§ Problem to solve
Tally the lines in the data that follows that include the word "relative", and report nothing but the total.
--------------------
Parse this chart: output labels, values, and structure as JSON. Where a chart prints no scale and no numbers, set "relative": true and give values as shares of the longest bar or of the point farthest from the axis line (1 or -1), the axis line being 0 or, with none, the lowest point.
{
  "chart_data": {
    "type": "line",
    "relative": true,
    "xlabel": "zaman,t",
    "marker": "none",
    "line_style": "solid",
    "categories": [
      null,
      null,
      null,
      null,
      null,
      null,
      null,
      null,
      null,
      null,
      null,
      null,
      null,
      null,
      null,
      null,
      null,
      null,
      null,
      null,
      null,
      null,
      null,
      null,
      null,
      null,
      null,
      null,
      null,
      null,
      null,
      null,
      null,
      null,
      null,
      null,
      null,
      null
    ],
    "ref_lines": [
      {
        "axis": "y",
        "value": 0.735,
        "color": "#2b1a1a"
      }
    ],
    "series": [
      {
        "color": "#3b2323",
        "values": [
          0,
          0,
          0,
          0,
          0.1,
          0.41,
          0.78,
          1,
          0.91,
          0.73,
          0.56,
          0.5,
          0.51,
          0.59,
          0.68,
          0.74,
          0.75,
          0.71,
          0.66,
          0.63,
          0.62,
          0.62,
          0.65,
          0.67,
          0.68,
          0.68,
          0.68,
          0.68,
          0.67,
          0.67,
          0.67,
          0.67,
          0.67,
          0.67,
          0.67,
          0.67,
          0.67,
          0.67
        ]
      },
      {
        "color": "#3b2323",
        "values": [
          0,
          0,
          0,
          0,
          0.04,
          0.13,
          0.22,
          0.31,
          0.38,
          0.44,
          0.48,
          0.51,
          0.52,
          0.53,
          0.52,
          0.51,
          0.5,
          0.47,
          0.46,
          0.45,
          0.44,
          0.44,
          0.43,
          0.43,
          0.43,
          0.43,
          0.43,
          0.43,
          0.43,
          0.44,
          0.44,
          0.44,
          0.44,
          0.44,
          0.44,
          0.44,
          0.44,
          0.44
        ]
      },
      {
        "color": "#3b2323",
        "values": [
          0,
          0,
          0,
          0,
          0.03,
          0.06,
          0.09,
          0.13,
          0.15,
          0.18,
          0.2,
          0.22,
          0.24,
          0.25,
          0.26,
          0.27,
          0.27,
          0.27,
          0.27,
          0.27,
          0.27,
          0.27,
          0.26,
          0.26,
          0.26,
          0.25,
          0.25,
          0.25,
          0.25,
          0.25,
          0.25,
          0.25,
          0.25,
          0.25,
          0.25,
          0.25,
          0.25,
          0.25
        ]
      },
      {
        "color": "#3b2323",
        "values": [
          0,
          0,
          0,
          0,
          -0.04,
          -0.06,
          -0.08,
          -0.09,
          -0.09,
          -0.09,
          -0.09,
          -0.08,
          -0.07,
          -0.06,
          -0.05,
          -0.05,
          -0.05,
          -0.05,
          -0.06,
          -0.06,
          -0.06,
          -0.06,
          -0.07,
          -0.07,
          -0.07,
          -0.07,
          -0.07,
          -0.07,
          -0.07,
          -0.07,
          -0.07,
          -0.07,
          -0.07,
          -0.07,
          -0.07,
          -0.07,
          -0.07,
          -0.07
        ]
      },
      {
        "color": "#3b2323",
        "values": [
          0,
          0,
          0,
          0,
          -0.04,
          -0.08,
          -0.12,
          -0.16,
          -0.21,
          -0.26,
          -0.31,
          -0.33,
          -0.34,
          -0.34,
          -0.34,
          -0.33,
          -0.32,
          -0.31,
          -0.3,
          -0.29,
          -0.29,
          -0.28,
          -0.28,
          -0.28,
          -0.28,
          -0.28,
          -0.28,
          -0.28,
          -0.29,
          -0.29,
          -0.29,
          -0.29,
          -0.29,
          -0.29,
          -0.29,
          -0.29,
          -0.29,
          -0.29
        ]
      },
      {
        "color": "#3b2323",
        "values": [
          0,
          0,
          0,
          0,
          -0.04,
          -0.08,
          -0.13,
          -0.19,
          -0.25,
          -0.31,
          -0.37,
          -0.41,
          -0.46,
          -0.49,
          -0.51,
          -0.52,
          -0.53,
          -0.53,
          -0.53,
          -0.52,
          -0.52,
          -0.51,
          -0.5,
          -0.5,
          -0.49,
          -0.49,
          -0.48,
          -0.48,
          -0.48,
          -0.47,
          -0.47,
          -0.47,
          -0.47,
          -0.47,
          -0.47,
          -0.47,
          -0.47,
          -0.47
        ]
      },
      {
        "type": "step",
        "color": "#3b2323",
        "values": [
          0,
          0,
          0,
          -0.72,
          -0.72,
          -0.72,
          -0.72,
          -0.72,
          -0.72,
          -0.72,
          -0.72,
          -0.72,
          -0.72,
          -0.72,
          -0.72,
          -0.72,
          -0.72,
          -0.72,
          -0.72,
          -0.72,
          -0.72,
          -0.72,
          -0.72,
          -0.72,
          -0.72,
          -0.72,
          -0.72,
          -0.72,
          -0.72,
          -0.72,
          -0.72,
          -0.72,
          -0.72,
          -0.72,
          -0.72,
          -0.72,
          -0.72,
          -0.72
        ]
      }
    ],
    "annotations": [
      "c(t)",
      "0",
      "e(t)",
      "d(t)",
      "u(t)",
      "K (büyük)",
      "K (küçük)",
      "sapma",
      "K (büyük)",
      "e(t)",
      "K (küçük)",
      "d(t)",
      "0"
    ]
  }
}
--------------------
§ The solution
2